[Short task]:
Nothing but the lines from the one containing "Type out the text in this image." through the last line of the records below should be copied, exactly and without pictures.

[Materials provided]:

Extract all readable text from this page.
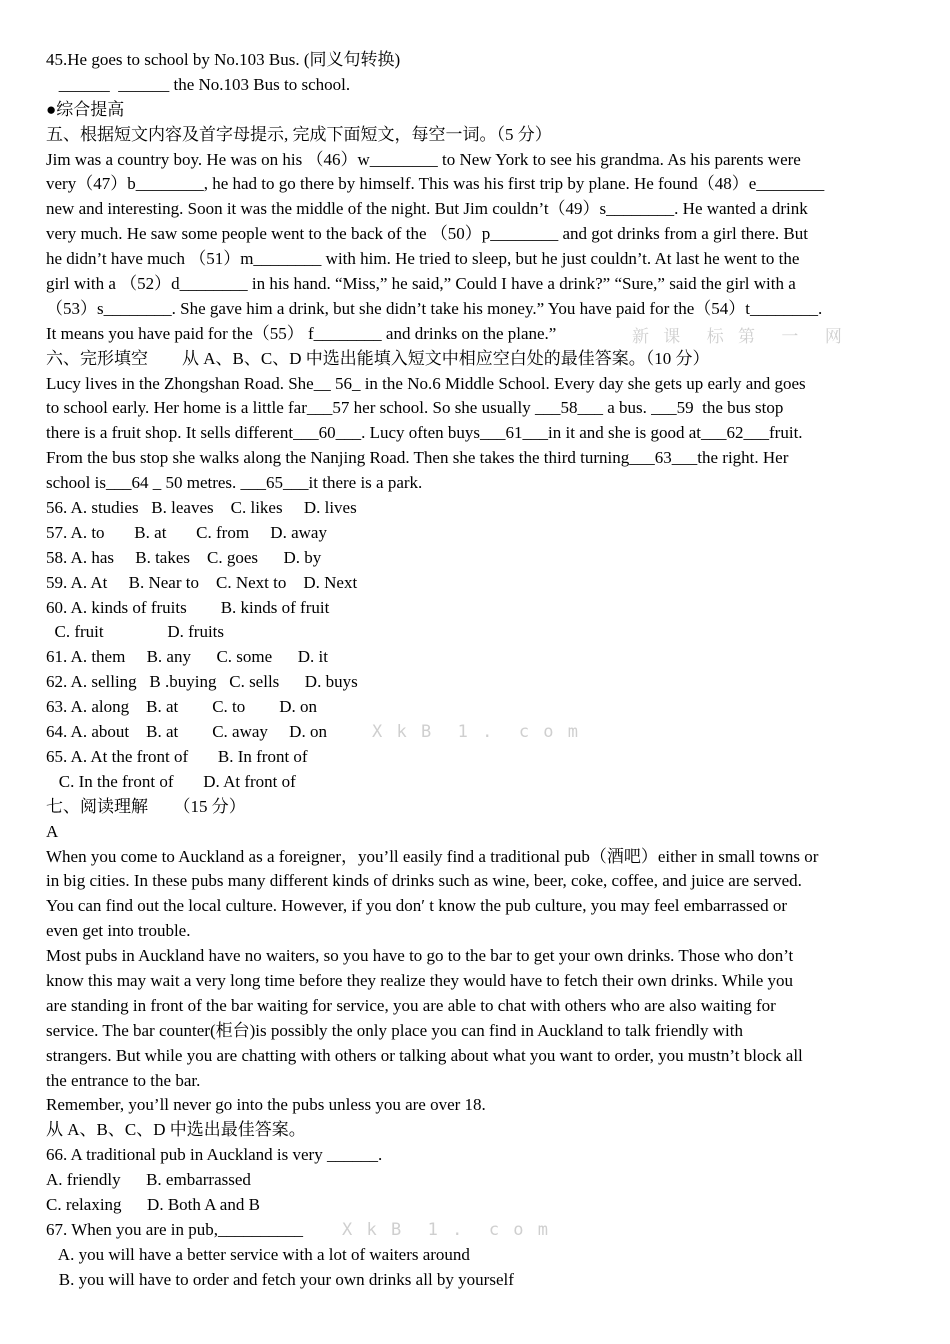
45.He goes to school by No.103 Bus. (同义句转换)
______  ______ the No.103 Bus to school.
●综合提高
五、根据短文内容及首字母提示, 完成下面短文，每空一词。（5 分）
Jim was a country boy. He was on his （46）w________ to New York to see his grandma. As his parents were
very（47）b________, he had to go there by himself. This was his first trip by plane. He found（48）e________
new and interesting. Soon it was the middle of the night. But Jim couldn’t（49）s________. He wanted a drink
very much. He saw some people went to the back of the （50）p________ and got drinks from a girl there. But
he didn’t have much （51）m________ with him. He tried to sleep, but he just couldn’t. At last he went to the
girl with a （52）d________ in his hand. “Miss,” he said,” Could I have a drink?” “Sure,” said the girl with a
（53）s________. She gave him a drink, but she didn’t take his money.” You have paid for the（54）t________.
It means you have paid for the（55） f________ and drinks on the plane.”
六、完形填空        从 A、B、C、D 中选出能填入短文中相应空白处的最佳答案。（10 分）
Lucy lives in the Zhongshan Road. She__ 56_ in the No.6 Middle School. Every day she gets up early and goes
to school early. Her home is a little far___57 her school. So she usually ___58___ a bus. ___59  the bus stop
there is a fruit shop. It sells different___60___. Lucy often buys___61___in it and she is good at___62___fruit.
From the bus stop she walks along the Nanjing Road. Then she takes the third turning___63___the right. Her
school is___64 _ 50 metres. ___65___it there is a park.
56. A. studies   B. leaves    C. likes     D. lives
57. A. to       B. at       C. from     D. away
58. A. has     B. takes    C. goes      D. by
59. A. At     B. Near to    C. Next to    D. Next
60. A. kinds of fruits        B. kinds of fruit
C. fruit               D. fruits
61. A. them     B. any      C. some      D. it
62. A. selling   B .buying   C. sells      D. buys
63. A. along    B. at        C. to        D. on
64. A. about    B. at        C. away     D. on
65. A. At the front of       B. In front of
C. In the front of       D. At front of
七、阅读理解      （15 分）
A
When you come to Auckland as a foreigner，you’ll easily find a traditional pub（酒吧）either in small towns or
in big cities. In these pubs many different kinds of drinks such as wine, beer, coke, coffee, and juice are served.
You can find out the local culture. However, if you don′ t know the pub culture, you may feel embarrassed or
even get into trouble.
Most pubs in Auckland have no waiters, so you have to go to the bar to get your own drinks. Those who don’t
know this may wait a very long time before they realize they would have to fetch their own drinks. While you
are standing in front of the bar waiting for service, you are able to chat with others who are also waiting for
service. The bar counter(柜台)is possibly the only place you can find in Auckland to talk friendly with
strangers. But while you are chatting with others or talking about what you want to order, you mustn’t block all
the entrance to the bar.
Remember, you’ll never go into the pubs unless you are over 18.
从 A、B、C、D 中选出最佳答案。
66. A traditional pub in Auckland is very ______.
A. friendly      B. embarrassed
C. relaxing      D. Both A and B
67. When you are in pub,__________
A. you will have a better service with a lot of waiters around
B. you will have to order and fetch your own drinks all by yourself
新 课  标 第  一  网
X k B  1 .  c o m
X k B  1 .  c o m
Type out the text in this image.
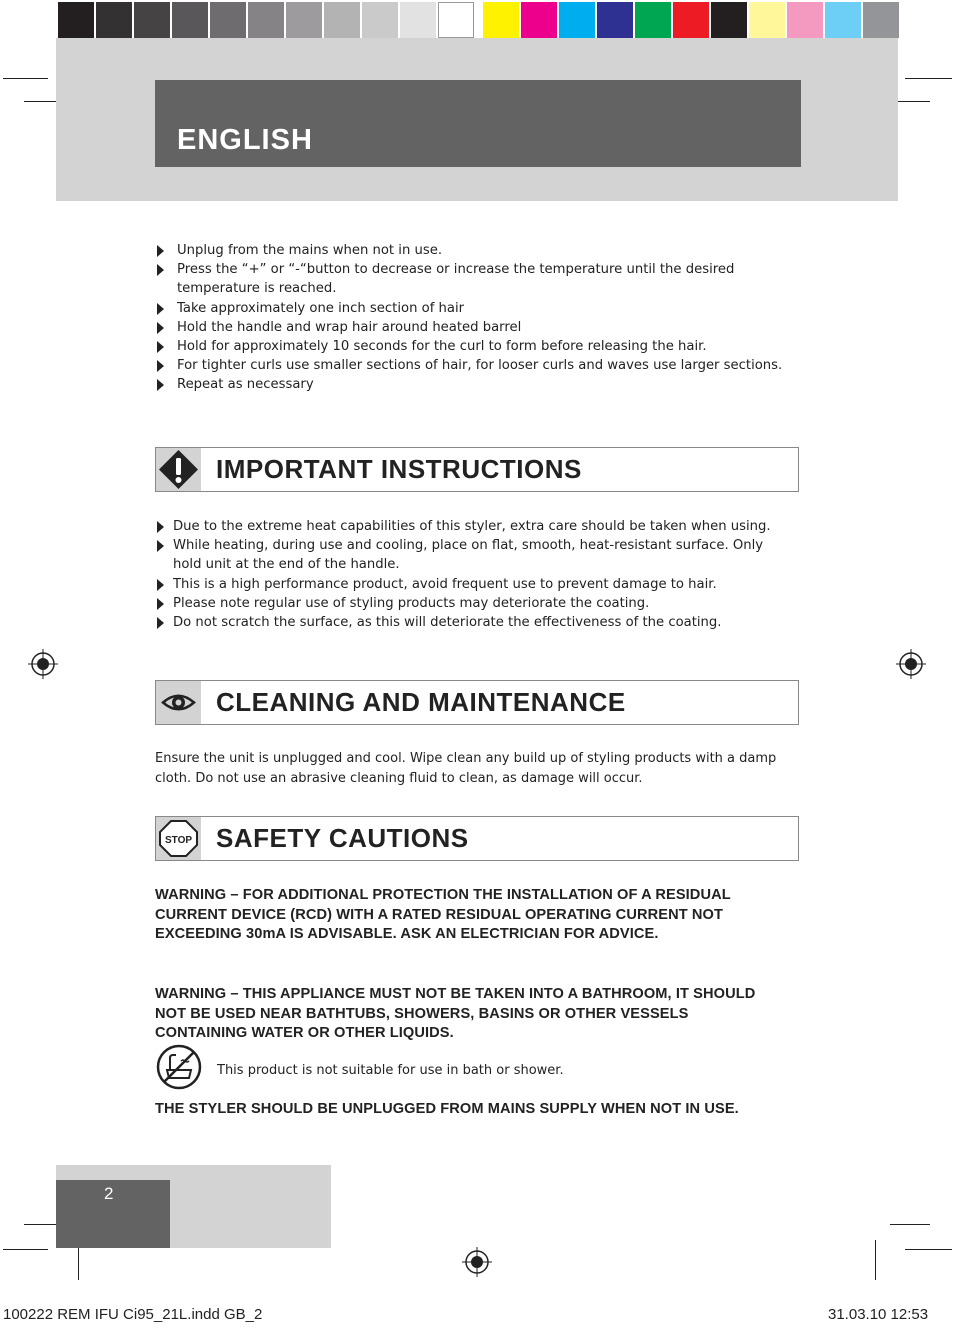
ENGLISH
Unplug from the mains when not in use.
Press the “+” or “-“button to decrease or increase the temperature until the desired temperature is reached.
Take approximately one inch section of hair
Hold the handle and wrap hair around heated barrel
Hold for approximately 10 seconds for the curl to form before releasing the hair.
For tighter curls use smaller sections of hair, for looser curls and waves use larger sections.
Repeat as necessary
IMPORTANT INSTRUCTIONS
Due to the extreme heat capabilities of this styler, extra care should be taken when using.
While heating, during use and cooling, place on flat, smooth, heat-resistant surface. Only hold unit at the end of the handle.
This is a high performance product, avoid frequent use to prevent damage to hair.
Please note regular use of styling products may deteriorate the coating.
Do not scratch the surface, as this will deteriorate the effectiveness of the coating.
CLEANING AND MAINTENANCE
Ensure the unit is unplugged and cool. Wipe clean any build up of styling products with a damp cloth. Do not use an abrasive cleaning fluid to clean, as damage will occur.
STOP SAFETY CAUTIONS
WARNING – FOR ADDITIONAL PROTECTION THE INSTALLATION OF A RESIDUAL CURRENT DEVICE (RCD) WITH A RATED RESIDUAL OPERATING CURRENT NOT EXCEEDING 30mA IS ADVISABLE. ASK AN ELECTRICIAN FOR ADVICE.
WARNING – THIS APPLIANCE MUST NOT BE TAKEN INTO A BATHROOM, IT SHOULD NOT BE USED NEAR BATHTUBS, SHOWERS, BASINS OR OTHER VESSELS CONTAINING WATER OR OTHER LIQUIDS.
This product is not suitable for use in bath or shower.
THE STYLER SHOULD BE UNPLUGGED FROM MAINS SUPPLY WHEN NOT IN USE.
2
100222 REM IFU Ci95_21L.indd GB_2	31.03.10 12:53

[The reply]:
Type out the text in this image.
ENGLISH
Unplug from the mains when not in use.
Press the “+” or “-“button to decrease or increase the temperature until the desired temperature is reached.
Take approximately one inch section of hair
Hold the handle and wrap hair around heated barrel
Hold for approximately 10 seconds for the curl to form before releasing the hair.
For tighter curls use smaller sections of hair, for looser curls and waves use larger sections.
Repeat as necessary
IMPORTANT INSTRUCTIONS
Due to the extreme heat capabilities of this styler, extra care should be taken when using.
While heating, during use and cooling, place on flat, smooth, heat-resistant surface. Only hold unit at the end of the handle.
This is a high performance product, avoid frequent use to prevent damage to hair.
Please note regular use of styling products may deteriorate the coating.
Do not scratch the surface, as this will deteriorate the effectiveness of the coating.
CLEANING AND MAINTENANCE
Ensure the unit is unplugged and cool. Wipe clean any build up of styling products with a damp cloth. Do not use an abrasive cleaning fluid to clean, as damage will occur.
STOP SAFETY CAUTIONS
WARNING – FOR ADDITIONAL PROTECTION THE INSTALLATION OF A RESIDUAL CURRENT DEVICE (RCD) WITH A RATED RESIDUAL OPERATING CURRENT NOT EXCEEDING 30mA IS ADVISABLE. ASK AN ELECTRICIAN FOR ADVICE.
WARNING – THIS APPLIANCE MUST NOT BE TAKEN INTO A BATHROOM, IT SHOULD NOT BE USED NEAR BATHTUBS, SHOWERS, BASINS OR OTHER VESSELS CONTAINING WATER OR OTHER LIQUIDS.
This product is not suitable for use in bath or shower.
THE STYLER SHOULD BE UNPLUGGED FROM MAINS SUPPLY WHEN NOT IN USE.
2
100222 REM IFU Ci95_21L.indd GB_2	31.03.10 12:53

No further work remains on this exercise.